- Task instructions -
Scan the data. Collect each line that contains the word "text".

- Data excerpts -
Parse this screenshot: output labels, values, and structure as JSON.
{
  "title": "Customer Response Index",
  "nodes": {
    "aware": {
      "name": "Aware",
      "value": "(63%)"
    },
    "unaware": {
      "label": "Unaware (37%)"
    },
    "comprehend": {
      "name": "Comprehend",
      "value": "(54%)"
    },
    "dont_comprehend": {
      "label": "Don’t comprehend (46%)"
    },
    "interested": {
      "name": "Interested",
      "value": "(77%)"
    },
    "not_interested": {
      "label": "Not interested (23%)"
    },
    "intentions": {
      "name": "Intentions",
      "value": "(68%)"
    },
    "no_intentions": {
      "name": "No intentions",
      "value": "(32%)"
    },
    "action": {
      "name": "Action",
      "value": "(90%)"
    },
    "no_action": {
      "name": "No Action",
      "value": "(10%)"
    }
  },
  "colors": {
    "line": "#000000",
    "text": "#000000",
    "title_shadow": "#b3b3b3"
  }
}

...

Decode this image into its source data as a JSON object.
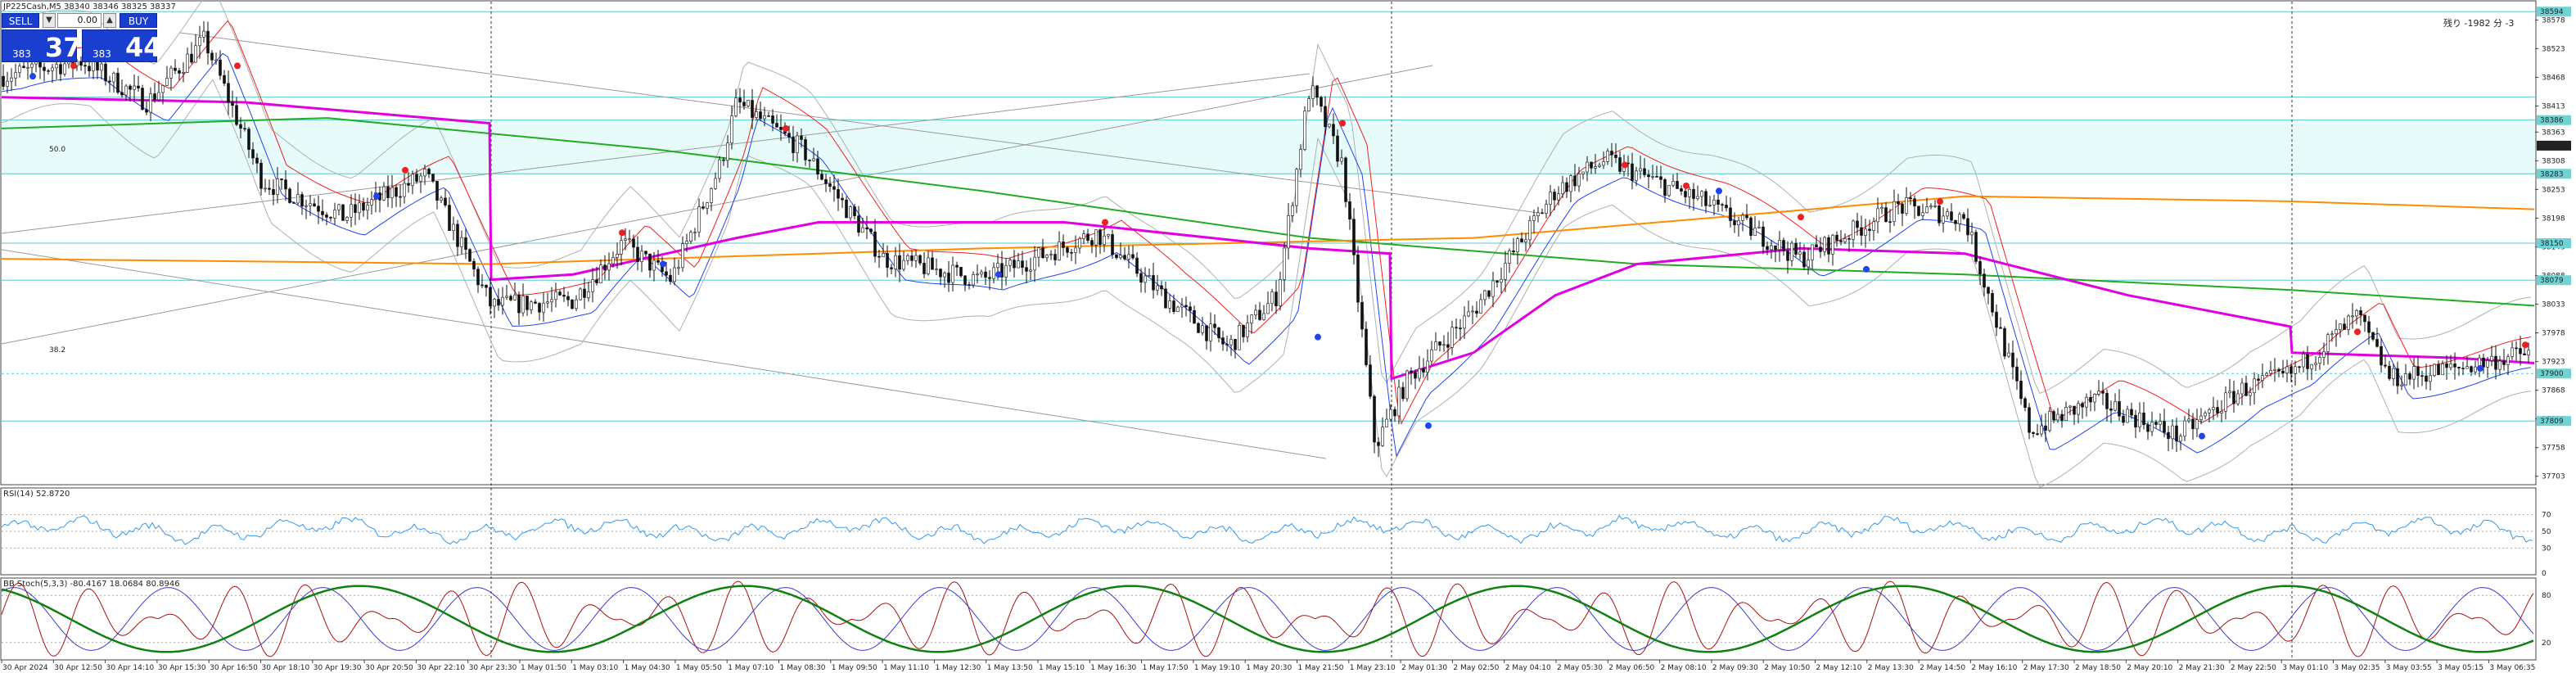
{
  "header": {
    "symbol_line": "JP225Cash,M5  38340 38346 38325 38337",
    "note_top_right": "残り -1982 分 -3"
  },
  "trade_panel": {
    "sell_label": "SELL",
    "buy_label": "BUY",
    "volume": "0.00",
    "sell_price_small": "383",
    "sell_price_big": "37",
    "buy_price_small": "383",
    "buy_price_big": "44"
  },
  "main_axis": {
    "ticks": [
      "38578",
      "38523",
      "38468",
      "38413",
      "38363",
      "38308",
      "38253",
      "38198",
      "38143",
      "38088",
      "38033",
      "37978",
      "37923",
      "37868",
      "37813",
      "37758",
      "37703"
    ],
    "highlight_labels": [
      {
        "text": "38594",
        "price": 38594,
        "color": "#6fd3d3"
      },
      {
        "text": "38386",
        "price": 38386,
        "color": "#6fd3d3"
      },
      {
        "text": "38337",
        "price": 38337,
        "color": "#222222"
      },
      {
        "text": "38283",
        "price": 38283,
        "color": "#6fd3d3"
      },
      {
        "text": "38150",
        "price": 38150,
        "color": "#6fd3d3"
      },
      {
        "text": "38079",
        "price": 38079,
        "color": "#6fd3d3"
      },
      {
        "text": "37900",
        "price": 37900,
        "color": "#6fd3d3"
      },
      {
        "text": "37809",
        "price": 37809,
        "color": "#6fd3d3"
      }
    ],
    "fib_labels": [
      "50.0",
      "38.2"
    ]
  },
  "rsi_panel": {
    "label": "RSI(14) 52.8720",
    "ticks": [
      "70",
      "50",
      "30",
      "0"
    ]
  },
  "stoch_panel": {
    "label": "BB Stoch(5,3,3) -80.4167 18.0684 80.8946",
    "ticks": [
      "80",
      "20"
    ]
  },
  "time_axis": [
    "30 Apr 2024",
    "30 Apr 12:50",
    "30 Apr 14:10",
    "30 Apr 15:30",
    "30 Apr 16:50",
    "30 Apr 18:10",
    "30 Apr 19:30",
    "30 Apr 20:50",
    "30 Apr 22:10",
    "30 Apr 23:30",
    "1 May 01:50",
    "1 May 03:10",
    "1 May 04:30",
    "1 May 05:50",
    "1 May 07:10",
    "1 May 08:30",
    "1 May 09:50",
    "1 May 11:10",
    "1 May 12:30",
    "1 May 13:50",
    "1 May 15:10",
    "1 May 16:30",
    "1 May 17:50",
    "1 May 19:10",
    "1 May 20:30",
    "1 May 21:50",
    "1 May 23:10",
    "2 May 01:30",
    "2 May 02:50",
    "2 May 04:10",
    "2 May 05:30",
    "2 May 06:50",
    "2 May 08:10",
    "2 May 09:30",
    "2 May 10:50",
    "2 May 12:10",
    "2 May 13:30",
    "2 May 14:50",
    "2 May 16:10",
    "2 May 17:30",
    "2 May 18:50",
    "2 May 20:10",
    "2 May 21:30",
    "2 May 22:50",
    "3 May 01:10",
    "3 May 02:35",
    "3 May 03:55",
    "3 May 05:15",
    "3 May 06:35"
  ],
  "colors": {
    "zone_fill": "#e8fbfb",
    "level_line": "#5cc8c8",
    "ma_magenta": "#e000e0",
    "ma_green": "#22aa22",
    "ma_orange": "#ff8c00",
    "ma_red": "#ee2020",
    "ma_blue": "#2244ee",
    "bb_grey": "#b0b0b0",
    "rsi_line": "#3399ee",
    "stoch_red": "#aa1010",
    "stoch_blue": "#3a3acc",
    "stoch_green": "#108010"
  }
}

- The result -
    "text": "#000000",
        "text": "38594",
        "text": "38386",
        "text": "38337",
        "text": "38283",
        "text": "38150",
        "text": "38079",
        "text": "37900",
        "text": "37809",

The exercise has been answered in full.